=== DATA EXCERPTS ===
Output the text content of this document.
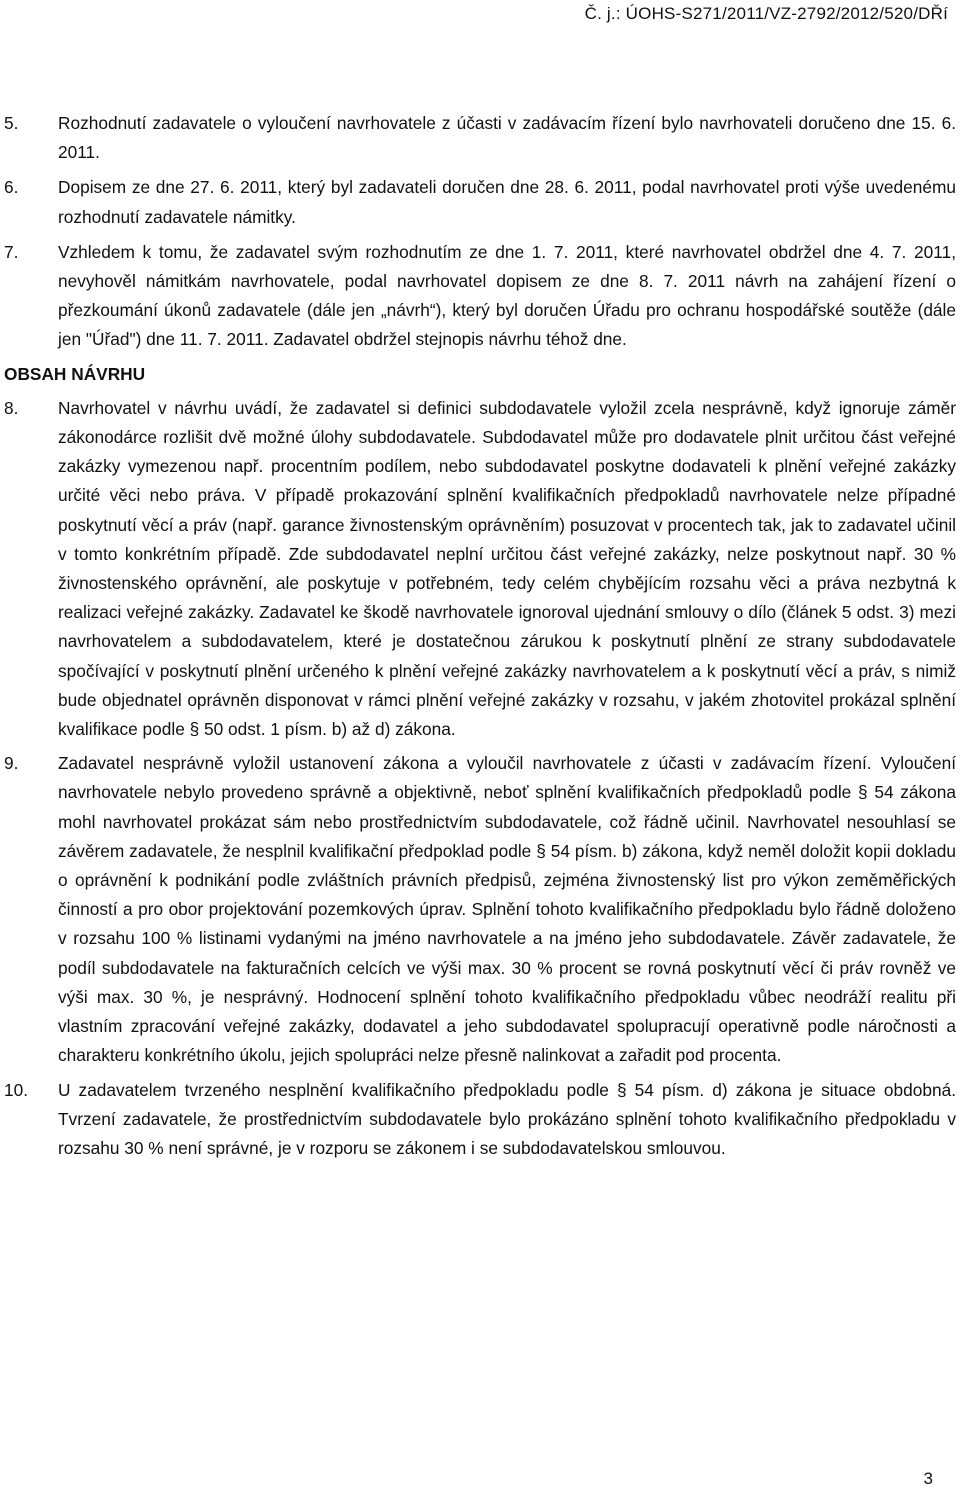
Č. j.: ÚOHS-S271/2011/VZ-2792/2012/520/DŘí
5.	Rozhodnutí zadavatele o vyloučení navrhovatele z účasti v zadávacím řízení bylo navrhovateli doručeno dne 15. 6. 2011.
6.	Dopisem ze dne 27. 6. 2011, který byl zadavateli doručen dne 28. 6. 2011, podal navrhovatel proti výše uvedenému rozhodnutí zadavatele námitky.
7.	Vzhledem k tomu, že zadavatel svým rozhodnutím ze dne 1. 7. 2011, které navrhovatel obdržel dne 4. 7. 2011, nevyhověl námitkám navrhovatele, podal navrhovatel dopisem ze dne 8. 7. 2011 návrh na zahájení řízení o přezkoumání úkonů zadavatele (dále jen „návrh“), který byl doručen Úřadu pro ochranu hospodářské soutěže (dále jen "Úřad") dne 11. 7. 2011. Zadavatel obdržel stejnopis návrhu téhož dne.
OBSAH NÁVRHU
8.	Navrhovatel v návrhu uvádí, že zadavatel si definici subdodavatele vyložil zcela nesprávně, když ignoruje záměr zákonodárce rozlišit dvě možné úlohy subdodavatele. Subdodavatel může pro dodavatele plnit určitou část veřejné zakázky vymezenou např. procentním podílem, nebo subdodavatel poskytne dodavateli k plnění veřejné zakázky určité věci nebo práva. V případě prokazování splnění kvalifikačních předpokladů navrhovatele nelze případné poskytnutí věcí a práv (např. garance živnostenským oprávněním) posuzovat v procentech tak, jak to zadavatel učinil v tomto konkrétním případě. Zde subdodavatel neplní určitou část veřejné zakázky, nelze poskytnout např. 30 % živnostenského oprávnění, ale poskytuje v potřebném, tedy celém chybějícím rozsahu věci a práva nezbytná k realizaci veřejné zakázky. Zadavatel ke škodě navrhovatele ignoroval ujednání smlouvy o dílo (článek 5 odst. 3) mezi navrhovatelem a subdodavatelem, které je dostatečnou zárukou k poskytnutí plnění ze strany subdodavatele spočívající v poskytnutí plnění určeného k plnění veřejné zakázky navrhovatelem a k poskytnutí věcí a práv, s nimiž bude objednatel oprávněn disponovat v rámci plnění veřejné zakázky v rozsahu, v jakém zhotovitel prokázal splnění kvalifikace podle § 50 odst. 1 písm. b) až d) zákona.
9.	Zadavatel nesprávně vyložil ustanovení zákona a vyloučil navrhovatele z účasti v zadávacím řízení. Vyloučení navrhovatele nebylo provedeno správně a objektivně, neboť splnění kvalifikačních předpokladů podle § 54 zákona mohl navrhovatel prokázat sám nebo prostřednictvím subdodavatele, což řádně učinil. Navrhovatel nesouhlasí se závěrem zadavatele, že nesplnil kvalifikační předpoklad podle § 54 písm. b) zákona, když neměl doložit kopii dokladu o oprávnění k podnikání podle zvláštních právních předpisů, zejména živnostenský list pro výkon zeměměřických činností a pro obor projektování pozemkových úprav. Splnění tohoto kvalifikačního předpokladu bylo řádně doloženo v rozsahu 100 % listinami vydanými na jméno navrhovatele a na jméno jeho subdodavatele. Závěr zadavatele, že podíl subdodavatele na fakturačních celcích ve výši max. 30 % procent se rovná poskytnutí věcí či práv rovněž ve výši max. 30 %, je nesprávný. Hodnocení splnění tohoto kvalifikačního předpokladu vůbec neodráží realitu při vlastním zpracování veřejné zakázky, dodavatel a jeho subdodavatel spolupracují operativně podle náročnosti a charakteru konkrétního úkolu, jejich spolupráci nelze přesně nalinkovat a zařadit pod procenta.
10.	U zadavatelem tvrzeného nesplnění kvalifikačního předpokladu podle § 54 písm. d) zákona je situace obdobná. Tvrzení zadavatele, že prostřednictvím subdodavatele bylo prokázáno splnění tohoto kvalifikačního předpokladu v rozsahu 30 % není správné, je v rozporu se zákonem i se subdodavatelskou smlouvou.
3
===
=== DATA EXCERPTS ===
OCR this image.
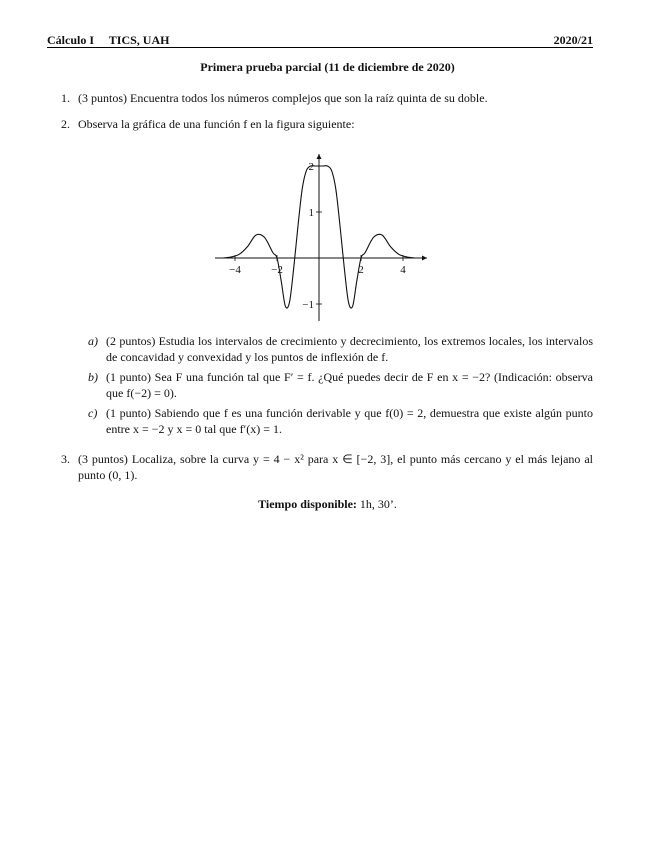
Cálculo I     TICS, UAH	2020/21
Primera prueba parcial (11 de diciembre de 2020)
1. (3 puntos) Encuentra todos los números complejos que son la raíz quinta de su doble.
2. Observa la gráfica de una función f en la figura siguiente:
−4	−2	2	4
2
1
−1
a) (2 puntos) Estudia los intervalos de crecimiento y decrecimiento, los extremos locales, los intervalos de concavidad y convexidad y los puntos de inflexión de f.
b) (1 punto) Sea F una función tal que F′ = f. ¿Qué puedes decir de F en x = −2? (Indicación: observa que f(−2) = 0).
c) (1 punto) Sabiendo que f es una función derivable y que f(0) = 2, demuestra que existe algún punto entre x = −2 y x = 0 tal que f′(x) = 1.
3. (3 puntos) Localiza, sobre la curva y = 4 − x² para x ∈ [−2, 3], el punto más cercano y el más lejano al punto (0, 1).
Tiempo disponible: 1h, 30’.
===
=== DATA EXCERPTS ===
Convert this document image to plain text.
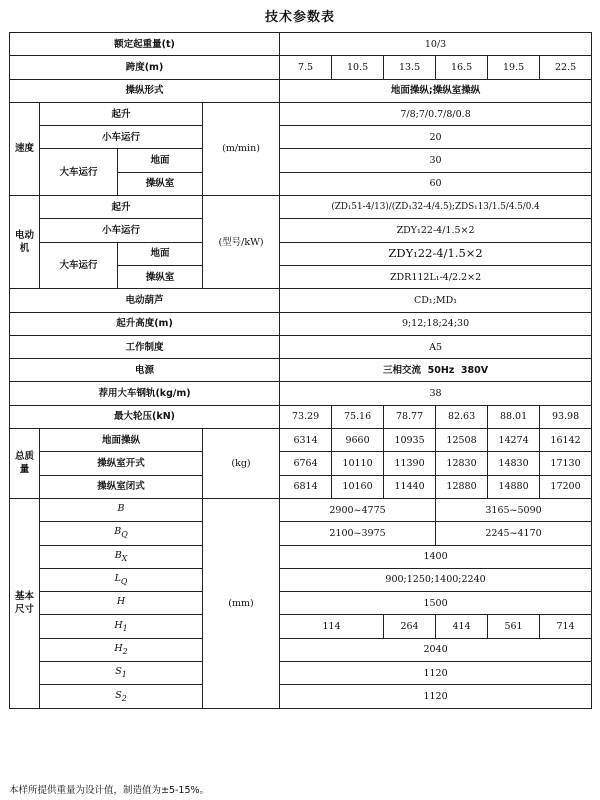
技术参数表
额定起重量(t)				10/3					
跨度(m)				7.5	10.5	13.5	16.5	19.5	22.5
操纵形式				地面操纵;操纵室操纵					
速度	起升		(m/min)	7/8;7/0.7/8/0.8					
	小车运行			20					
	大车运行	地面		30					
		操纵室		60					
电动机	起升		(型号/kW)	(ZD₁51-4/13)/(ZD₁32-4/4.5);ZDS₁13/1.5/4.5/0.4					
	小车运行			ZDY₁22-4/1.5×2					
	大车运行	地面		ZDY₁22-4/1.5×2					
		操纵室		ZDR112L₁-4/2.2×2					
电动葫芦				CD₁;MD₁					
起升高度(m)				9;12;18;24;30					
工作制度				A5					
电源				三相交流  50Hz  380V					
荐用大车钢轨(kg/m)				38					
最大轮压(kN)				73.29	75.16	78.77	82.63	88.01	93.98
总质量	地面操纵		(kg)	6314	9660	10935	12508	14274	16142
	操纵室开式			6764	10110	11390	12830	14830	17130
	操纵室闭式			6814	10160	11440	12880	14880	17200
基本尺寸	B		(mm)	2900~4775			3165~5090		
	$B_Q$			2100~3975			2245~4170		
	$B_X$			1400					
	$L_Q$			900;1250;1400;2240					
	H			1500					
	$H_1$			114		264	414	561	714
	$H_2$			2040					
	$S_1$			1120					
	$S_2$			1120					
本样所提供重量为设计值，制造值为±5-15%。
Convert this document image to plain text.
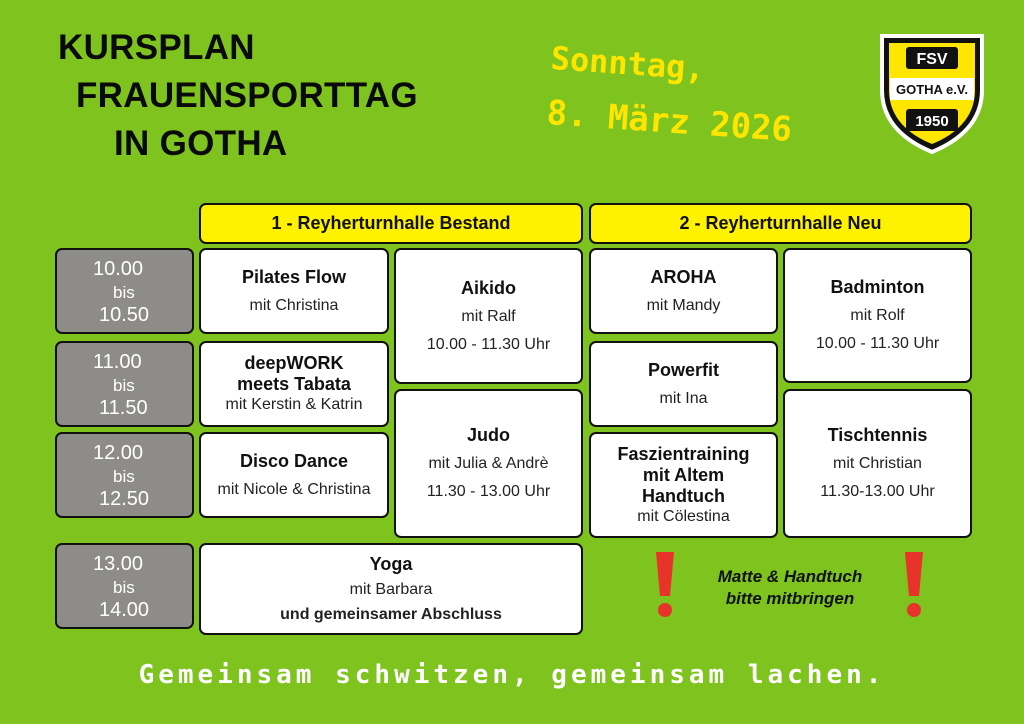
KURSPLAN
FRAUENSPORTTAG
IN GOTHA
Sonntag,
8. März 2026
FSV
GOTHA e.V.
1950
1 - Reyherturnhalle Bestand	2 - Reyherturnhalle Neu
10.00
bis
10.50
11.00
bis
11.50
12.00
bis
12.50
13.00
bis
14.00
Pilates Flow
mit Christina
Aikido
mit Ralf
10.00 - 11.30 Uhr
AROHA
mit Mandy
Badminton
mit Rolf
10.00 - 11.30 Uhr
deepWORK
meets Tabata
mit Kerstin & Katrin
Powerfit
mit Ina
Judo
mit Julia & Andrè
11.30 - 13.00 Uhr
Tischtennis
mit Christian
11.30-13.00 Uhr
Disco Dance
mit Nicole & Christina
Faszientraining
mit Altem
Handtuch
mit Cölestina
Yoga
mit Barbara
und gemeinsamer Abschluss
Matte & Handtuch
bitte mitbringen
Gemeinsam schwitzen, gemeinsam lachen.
===
## THE PROBLEM:
From the entries above, extract every line where the word "地面操纵" appears.

## EXPECTED ANSWER:
操纵形式				地面操纵;操纵室操纵					
总质量	地面操纵		(kg)	6314	9660	10935	12508	14274	16142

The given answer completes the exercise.